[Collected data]
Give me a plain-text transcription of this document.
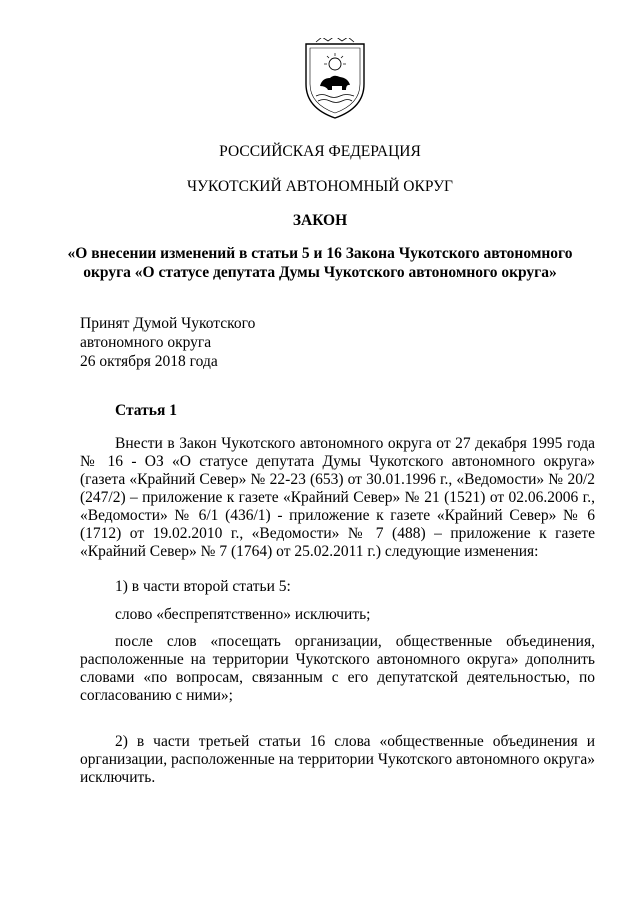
РОССИЙСКАЯ ФЕДЕРАЦИЯ
ЧУКОТСКИЙ АВТОНОМНЫЙ ОКРУГ
ЗАКОН
«О внесении изменений в статьи 5 и 16 Закона Чукотского автономного
округа «О статусе депутата Думы Чукотского автономного округа»
Принят Думой Чукотского
автономного округа
26 октября 2018 года
Статья 1

Внести в Закон Чукотского автономного округа от 27 декабря 1995 года № 16 - ОЗ «О статусе депутата Думы Чукотского автономного округа» (газета «Крайний Север» № 22-23 (653) от 30.01.1996 г., «Ведомости» № 20/2 (247/2) – приложение к газете «Крайний Север» № 21 (1521) от 02.06.2006 г., «Ведомости» № 6/1 (436/1) - приложение к газете «Крайний Север» № 6 (1712) от 19.02.2010 г., «Ведомости» № 7 (488) – приложение к газете «Крайний Север» № 7 (1764) от 25.02.2011 г.) следующие изменения:

1) в части второй статьи 5:

слово «беспрепятственно» исключить;

после слов «посещать организации, общественные объединения, расположенные на территории Чукотского автономного округа» дополнить словами «по вопросам, связанным с его депутатской деятельностью, по согласованию с ними»;

2) в части третьей статьи 16 слова «общественные объединения и организации, расположенные на территории Чукотского автономного округа» исключить.
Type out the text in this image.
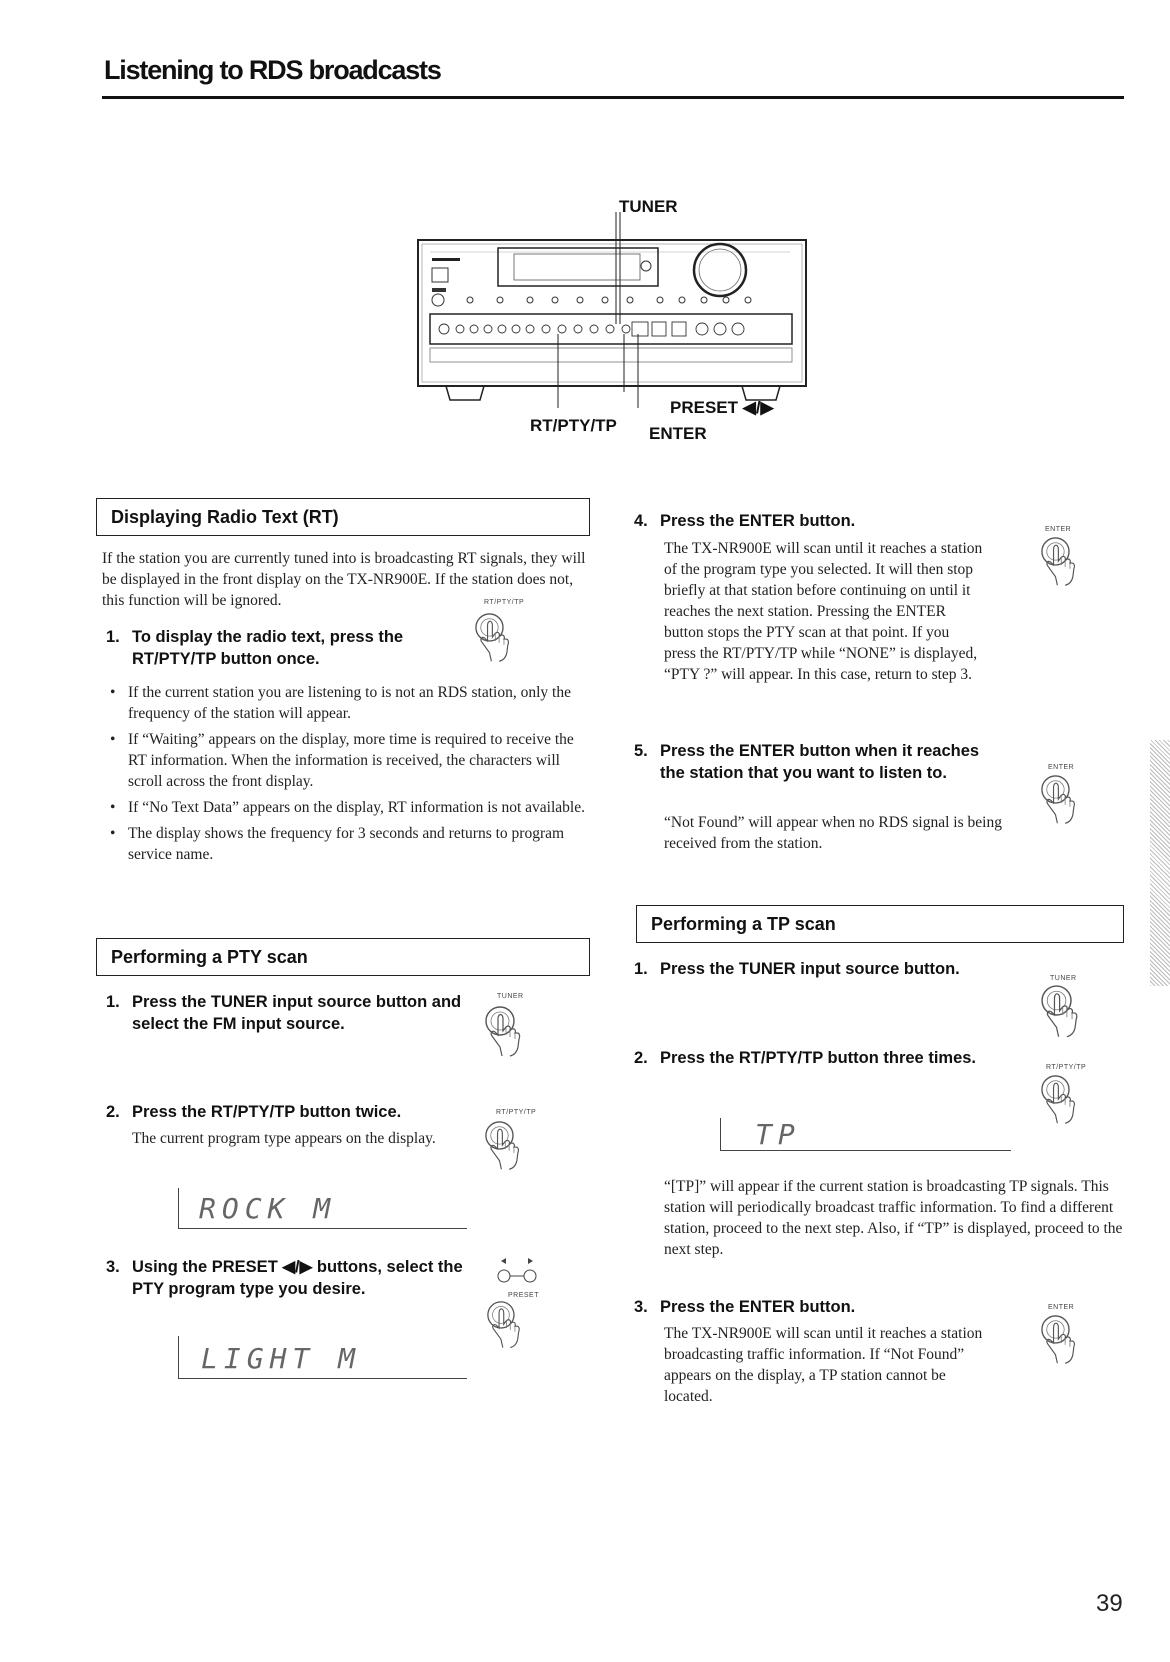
Listening to RDS broadcasts
TUNER
PRESET ◀/▶
RT/PTY/TP ENTER
Displaying Radio Text (RT)

If the station you are currently tuned into is broadcasting RT signals, they will be displayed in the front display on the TX-NR900E. If the station does not, this function will be ignored.

1. To display the radio text, press the RT/PTY/TP button once.
RT/PTY/TP
• If the current station you are listening to is not an RDS station, only the frequency of the station will appear.
• If “Waiting” appears on the display, more time is required to receive the RT information. When the information is received, the characters will scroll across the front display.
• If “No Text Data” appears on the display, RT information is not available.
• The display shows the frequency for 3 seconds and returns to program service name.
Performing a PTY scan
1. Press the TUNER input source button and select the FM input source.
TUNER
2. Press the RT/PTY/TP button twice.	RT/PTY/TP

The current program type appears on the display.

ROCK M
3. Using the PRESET ◀/▶ buttons, select the PTY program type you desire.	PRESET
LIGHT M
4. Press the ENTER button.	ENTER

The TX-NR900E will scan until it reaches a station of the program type you selected. It will then stop briefly at that station before continuing on until it reaches the next station. Pressing the ENTER button stops the PTY scan at that point. If you press the RT/PTY/TP while “NONE” is displayed, “PTY ?” will appear. In this case, return to step 3.

5. Press the ENTER button when it reaches the station that you want to listen to.	ENTER

“Not Found” will appear when no RDS signal is being received from the station.

Performing a TP scan
1. Press the TUNER input source button.
TUNER
2. Press the RT/PTY/TP button three times.
RT/PTY/TP
TP

“[TP]” will appear if the current station is broadcasting TP signals. This station will periodically broadcast traffic information. To find a different station, proceed to the next step. Also, if “TP” is displayed, proceed to the next step.

3. Press the ENTER button.	ENTER

The TX-NR900E will scan until it reaches a station broadcasting traffic information. If “Not Found” appears on the display, a TP station cannot be located.

39
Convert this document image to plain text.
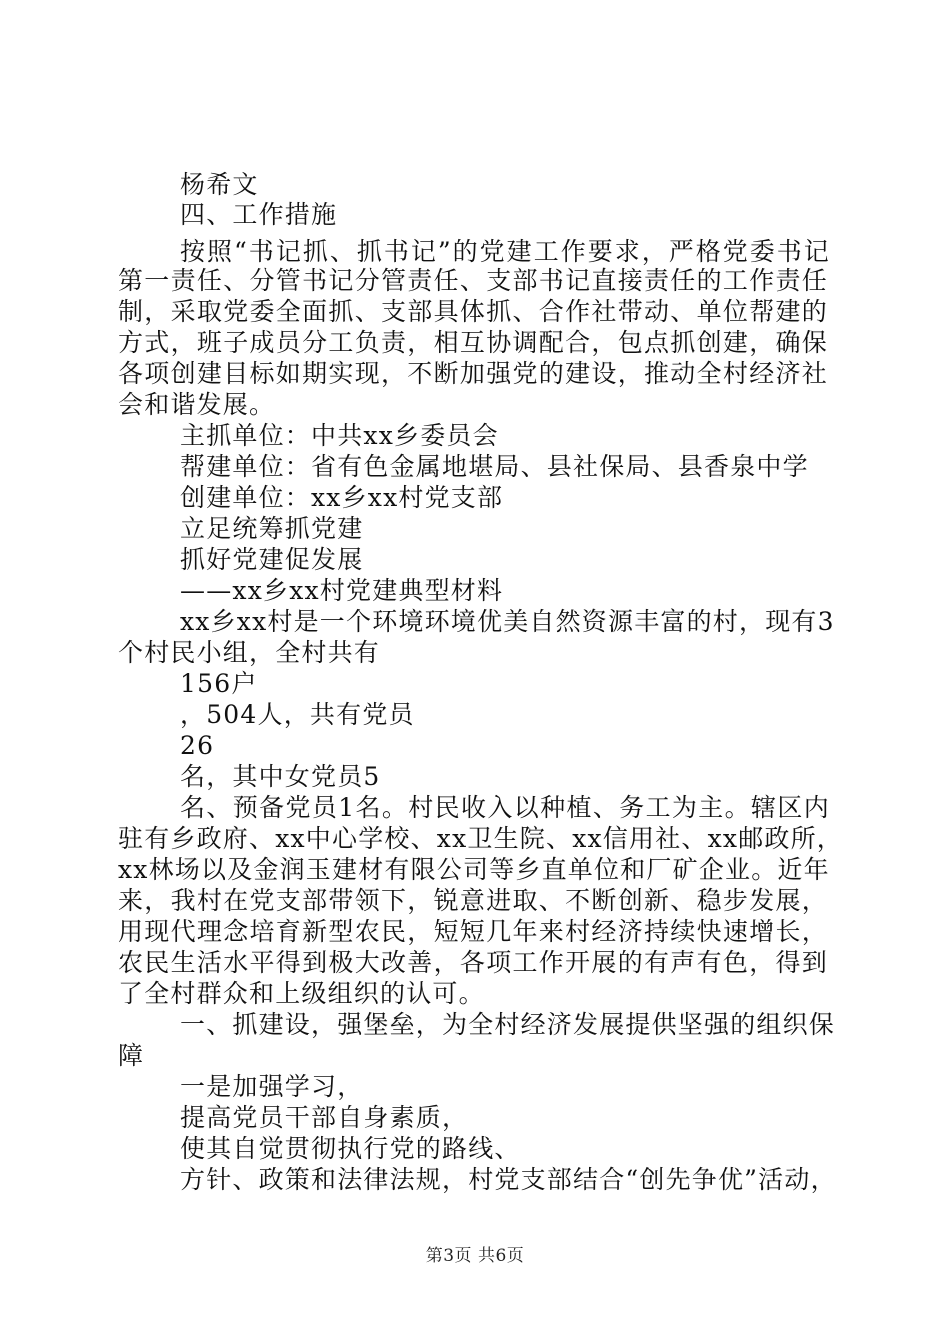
杨希文
四、工作措施
按照“书记抓、抓书记”的党建工作要求，严格党委书记
第一责任、分管书记分管责任、支部书记直接责任的工作责任
制，采取党委全面抓、支部具体抓、合作社带动、单位帮建的
方式，班子成员分工负责，相互协调配合，包点抓创建，确保
各项创建目标如期实现，不断加强党的建设，推动全村经济社
会和谐发展。
主抓单位：中共xx乡委员会
帮建单位：省有色金属地堪局、县社保局、县香泉中学
创建单位：xx乡xx村党支部
立足统筹抓党建
抓好党建促发展
——xx乡xx村党建典型材料
xx乡xx村是一个环境环境优美自然资源丰富的村，现有3
个村民小组，全村共有
156户
，504人，共有党员
26
名，其中女党员5
名、预备党员1名。村民收入以种植、务工为主。辖区内
驻有乡政府、xx中心学校、xx卫生院、xx信用社、xx邮政所，
xx林场以及金润玉建材有限公司等乡直单位和厂矿企业。近年
来，我村在党支部带领下，锐意进取、不断创新、稳步发展，
用现代理念培育新型农民，短短几年来村经济持续快速增长，
农民生活水平得到极大改善，各项工作开展的有声有色，得到
了全村群众和上级组织的认可。
一、抓建设，强堡垒，为全村经济发展提供坚强的组织保
障
一是加强学习，
提高党员干部自身素质，
使其自觉贯彻执行党的路线、
方针、政策和法律法规，村党支部结合“创先争优”活动，
第3页 共6页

PROBLEM STATEMENT: Copy every record above exactly, leaving out the pictures.

FINAL ANSWER:
Give me a plain-text transcription of this document.
РОССИЙСКАЯ ФЕДЕРАЦИЯ
ЧУКОТСКИЙ АВТОНОМНЫЙ ОКРУГ
ЗАКОН
«О внесении изменений в статьи 5 и 16 Закона Чукотского автономного
округа «О статусе депутата Думы Чукотского автономного округа»
Принят Думой Чукотского
автономного округа
26 октября 2018 года
Статья 1

Внести в Закон Чукотского автономного округа от 27 декабря 1995 года № 16 - ОЗ «О статусе депутата Думы Чукотского автономного округа» (газета «Крайний Север» № 22-23 (653) от 30.01.1996 г., «Ведомости» № 20/2 (247/2) – приложение к газете «Крайний Север» № 21 (1521) от 02.06.2006 г., «Ведомости» № 6/1 (436/1) - приложение к газете «Крайний Север» № 6 (1712) от 19.02.2010 г., «Ведомости» № 7 (488) – приложение к газете «Крайний Север» № 7 (1764) от 25.02.2011 г.) следующие изменения:

1) в части второй статьи 5:

слово «беспрепятственно» исключить;

после слов «посещать организации, общественные объединения, расположенные на территории Чукотского автономного округа» дополнить словами «по вопросам, связанным с его депутатской деятельностью, по согласованию с ними»;

2) в части третьей статьи 16 слова «общественные объединения и организации, расположенные на территории Чукотского автономного округа» исключить.
Type out the text in this image.
Listening to RDS broadcasts
TUNER
PRESET ◀/▶
RT/PTY/TP ENTER
Displaying Radio Text (RT)

If the station you are currently tuned into is broadcasting RT signals, they will be displayed in the front display on the TX-NR900E. If the station does not, this function will be ignored.

1. To display the radio text, press the RT/PTY/TP button once.
RT/PTY/TP
• If the current station you are listening to is not an RDS station, only the frequency of the station will appear.
• If “Waiting” appears on the display, more time is required to receive the RT information. When the information is received, the characters will scroll across the front display.
• If “No Text Data” appears on the display, RT information is not available.
• The display shows the frequency for 3 seconds and returns to program service name.
Performing a PTY scan
1. Press the TUNER input source button and select the FM input source.
TUNER
2. Press the RT/PTY/TP button twice.	RT/PTY/TP

The current program type appears on the display.

ROCK M
3. Using the PRESET ◀/▶ buttons, select the PTY program type you desire.	PRESET
LIGHT M
4. Press the ENTER button.	ENTER

The TX-NR900E will scan until it reaches a station of the program type you selected. It will then stop briefly at that station before continuing on until it reaches the next station. Pressing the ENTER button stops the PTY scan at that point. If you press the RT/PTY/TP while “NONE” is displayed, “PTY ?” will appear. In this case, return to step 3.

5. Press the ENTER button when it reaches the station that you want to listen to.	ENTER

“Not Found” will appear when no RDS signal is being received from the station.

Performing a TP scan
1. Press the TUNER input source button.
TUNER
2. Press the RT/PTY/TP button three times.
RT/PTY/TP
TP

“[TP]” will appear if the current station is broadcasting TP signals. This station will periodically broadcast traffic information. To find a different station, proceed to the next step. Also, if “TP” is displayed, proceed to the next step.

3. Press the ENTER button.	ENTER

The TX-NR900E will scan until it reaches a station broadcasting traffic information. If “Not Found” appears on the display, a TP station cannot be located.

39
Convert this document image to plain text.
杨希文
四、工作措施
按照“书记抓、抓书记”的党建工作要求，严格党委书记
第一责任、分管书记分管责任、支部书记直接责任的工作责任
制，采取党委全面抓、支部具体抓、合作社带动、单位帮建的
方式，班子成员分工负责，相互协调配合，包点抓创建，确保
各项创建目标如期实现，不断加强党的建设，推动全村经济社
会和谐发展。
主抓单位：中共xx乡委员会
帮建单位：省有色金属地堪局、县社保局、县香泉中学
创建单位：xx乡xx村党支部
立足统筹抓党建
抓好党建促发展
——xx乡xx村党建典型材料
xx乡xx村是一个环境环境优美自然资源丰富的村，现有3
个村民小组，全村共有
156户
，504人，共有党员
26
名，其中女党员5
名、预备党员1名。村民收入以种植、务工为主。辖区内
驻有乡政府、xx中心学校、xx卫生院、xx信用社、xx邮政所，
xx林场以及金润玉建材有限公司等乡直单位和厂矿企业。近年
来，我村在党支部带领下，锐意进取、不断创新、稳步发展，
用现代理念培育新型农民，短短几年来村经济持续快速增长，
农民生活水平得到极大改善，各项工作开展的有声有色，得到
了全村群众和上级组织的认可。
一、抓建设，强堡垒，为全村经济发展提供坚强的组织保
障
一是加强学习，
提高党员干部自身素质，
使其自觉贯彻执行党的路线、
方针、政策和法律法规，村党支部结合“创先争优”活动，
第3页 共6页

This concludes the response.